> _The exercise_
Each line of the material below that holds the word "grid" needs to be copied.

> _Records provided_
= = = = =

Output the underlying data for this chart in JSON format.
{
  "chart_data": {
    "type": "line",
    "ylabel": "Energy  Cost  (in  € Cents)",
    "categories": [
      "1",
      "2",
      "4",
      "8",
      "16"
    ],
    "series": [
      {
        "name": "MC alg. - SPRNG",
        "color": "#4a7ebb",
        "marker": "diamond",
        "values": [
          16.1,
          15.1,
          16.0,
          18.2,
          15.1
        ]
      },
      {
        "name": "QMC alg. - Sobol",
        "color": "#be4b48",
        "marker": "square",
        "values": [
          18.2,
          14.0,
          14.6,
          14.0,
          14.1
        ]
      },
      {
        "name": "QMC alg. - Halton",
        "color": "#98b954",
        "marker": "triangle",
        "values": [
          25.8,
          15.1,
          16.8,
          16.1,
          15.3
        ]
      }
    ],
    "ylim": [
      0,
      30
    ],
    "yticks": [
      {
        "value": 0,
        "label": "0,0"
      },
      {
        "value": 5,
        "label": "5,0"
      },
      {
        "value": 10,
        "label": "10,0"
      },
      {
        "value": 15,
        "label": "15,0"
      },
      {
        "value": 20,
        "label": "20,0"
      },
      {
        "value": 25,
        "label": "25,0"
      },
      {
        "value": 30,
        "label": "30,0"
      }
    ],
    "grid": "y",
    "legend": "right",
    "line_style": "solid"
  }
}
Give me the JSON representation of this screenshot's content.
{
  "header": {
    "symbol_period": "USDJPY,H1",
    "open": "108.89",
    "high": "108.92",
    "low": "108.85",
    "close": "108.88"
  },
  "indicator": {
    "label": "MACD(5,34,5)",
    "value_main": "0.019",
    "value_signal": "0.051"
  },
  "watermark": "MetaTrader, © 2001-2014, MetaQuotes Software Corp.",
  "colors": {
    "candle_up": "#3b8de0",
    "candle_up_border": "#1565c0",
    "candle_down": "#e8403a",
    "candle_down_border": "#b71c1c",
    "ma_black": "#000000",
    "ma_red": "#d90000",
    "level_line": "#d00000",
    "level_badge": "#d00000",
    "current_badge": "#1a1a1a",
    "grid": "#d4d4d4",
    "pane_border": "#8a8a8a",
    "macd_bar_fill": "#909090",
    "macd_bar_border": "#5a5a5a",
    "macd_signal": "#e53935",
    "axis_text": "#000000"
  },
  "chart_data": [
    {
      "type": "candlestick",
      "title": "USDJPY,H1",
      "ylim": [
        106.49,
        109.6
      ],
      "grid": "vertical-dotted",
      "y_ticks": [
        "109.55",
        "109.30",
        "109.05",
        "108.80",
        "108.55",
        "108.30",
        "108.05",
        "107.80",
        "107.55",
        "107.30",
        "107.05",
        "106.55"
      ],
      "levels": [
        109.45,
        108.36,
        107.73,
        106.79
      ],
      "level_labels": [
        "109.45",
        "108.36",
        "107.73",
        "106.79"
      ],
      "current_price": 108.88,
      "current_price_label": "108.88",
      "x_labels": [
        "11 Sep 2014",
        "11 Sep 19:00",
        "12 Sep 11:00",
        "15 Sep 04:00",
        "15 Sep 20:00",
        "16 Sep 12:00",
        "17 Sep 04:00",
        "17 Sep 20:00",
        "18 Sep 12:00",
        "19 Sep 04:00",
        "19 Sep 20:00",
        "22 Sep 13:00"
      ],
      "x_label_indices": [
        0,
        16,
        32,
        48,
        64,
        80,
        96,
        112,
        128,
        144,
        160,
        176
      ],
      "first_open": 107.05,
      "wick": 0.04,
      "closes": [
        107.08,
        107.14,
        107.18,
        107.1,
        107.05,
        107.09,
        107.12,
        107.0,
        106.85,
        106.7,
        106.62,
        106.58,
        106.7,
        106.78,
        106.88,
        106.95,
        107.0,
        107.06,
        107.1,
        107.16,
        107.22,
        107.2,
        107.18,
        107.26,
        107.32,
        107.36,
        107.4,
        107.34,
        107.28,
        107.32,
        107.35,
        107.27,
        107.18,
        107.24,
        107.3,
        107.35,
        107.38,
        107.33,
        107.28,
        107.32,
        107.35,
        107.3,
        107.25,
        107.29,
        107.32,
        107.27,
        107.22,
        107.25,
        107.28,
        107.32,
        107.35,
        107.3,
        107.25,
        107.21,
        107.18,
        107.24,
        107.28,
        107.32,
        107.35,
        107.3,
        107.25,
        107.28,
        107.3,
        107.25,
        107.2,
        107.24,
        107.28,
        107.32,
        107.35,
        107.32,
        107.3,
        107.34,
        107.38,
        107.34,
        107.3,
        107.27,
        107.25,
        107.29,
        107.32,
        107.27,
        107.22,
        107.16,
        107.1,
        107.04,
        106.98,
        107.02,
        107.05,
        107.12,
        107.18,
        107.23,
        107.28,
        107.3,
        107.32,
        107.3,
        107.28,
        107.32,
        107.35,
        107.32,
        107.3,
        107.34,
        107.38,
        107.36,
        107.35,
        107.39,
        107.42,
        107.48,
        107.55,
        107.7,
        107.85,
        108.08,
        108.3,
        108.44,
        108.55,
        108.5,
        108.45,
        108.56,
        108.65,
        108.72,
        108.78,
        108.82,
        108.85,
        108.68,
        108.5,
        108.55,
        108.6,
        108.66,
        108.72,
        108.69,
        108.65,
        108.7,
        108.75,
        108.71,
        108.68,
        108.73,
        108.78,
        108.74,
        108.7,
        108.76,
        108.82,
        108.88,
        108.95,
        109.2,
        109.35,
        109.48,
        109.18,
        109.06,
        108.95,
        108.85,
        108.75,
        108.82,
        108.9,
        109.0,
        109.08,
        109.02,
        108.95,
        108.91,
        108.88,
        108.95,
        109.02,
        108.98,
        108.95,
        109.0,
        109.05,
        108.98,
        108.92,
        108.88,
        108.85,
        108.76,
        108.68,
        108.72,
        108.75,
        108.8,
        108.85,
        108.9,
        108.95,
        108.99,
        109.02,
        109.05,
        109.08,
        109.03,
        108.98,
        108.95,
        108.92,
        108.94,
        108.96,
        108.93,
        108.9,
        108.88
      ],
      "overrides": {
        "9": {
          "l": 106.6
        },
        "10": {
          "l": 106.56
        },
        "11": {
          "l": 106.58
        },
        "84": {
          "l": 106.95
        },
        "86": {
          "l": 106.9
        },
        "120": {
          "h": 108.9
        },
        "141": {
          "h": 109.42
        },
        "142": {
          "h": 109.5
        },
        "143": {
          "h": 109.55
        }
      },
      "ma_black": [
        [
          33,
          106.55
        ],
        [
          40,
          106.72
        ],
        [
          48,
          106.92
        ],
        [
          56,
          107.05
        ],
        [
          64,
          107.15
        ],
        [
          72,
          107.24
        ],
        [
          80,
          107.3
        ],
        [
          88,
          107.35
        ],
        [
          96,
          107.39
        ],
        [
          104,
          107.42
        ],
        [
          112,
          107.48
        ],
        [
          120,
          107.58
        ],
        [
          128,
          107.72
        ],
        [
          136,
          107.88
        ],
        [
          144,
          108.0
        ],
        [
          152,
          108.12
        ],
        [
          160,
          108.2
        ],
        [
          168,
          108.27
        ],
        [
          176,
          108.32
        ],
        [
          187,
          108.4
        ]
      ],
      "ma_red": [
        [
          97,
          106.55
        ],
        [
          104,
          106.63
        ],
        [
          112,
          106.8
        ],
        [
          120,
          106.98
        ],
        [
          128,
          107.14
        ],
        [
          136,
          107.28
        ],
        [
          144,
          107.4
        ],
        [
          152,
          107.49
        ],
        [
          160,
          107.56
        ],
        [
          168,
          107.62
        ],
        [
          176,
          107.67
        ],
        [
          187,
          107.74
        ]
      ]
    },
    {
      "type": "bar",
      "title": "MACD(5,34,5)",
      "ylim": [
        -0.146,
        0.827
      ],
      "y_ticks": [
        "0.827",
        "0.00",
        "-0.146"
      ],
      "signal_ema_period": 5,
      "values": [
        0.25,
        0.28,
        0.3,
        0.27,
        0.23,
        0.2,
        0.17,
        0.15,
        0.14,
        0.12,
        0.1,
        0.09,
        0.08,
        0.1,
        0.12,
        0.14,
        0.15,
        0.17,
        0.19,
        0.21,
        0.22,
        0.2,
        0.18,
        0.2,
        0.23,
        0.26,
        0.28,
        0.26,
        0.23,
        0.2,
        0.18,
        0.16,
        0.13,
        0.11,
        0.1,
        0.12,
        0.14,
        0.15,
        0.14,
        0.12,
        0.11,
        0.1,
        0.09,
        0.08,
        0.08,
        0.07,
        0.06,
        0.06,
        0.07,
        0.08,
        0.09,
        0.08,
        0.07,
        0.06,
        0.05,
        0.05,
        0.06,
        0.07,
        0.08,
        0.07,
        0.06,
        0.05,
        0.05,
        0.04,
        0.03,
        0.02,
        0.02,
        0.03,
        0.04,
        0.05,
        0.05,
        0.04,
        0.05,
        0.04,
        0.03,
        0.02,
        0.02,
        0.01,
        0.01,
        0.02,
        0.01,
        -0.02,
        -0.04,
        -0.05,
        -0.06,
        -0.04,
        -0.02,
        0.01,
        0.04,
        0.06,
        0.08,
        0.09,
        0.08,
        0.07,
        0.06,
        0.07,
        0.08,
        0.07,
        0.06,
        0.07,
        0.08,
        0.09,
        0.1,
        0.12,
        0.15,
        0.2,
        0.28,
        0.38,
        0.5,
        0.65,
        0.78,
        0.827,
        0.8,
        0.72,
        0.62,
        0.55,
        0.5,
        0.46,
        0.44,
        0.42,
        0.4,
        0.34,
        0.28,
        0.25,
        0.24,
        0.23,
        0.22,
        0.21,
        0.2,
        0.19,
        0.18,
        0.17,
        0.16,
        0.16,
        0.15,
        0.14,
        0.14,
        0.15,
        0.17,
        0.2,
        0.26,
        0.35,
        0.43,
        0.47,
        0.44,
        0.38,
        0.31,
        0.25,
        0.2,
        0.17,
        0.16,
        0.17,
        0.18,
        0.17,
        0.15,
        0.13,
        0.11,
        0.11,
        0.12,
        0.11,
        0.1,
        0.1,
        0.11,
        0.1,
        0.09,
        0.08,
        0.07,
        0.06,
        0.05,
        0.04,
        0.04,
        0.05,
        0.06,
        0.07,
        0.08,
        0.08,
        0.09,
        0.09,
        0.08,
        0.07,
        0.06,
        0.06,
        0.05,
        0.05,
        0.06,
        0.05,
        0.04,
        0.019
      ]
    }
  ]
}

= = = = =

> _Expected answer_
    "grid": "y",
    "grid": "#d4d4d4",
      "grid": "vertical-dotted",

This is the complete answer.